Written problem
Every line that contains the word "已知AB" should be copied out.

A block of data
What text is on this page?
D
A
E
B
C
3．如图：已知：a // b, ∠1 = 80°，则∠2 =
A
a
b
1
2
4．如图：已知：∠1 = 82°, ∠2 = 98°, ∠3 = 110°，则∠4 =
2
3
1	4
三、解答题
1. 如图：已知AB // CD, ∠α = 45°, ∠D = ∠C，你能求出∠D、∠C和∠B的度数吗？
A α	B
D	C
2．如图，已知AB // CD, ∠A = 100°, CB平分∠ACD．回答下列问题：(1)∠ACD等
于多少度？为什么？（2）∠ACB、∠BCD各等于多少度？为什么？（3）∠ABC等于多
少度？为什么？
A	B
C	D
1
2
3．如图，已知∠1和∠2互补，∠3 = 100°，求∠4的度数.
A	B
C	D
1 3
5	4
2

Output of the exercise
1. 如图：已知AB // CD, ∠α = 45°, ∠D = ∠C，你能求出∠D、∠C和∠B的度数吗？
2．如图，已知AB // CD, ∠A = 100°, CB平分∠ACD．回答下列问题：(1)∠ACD等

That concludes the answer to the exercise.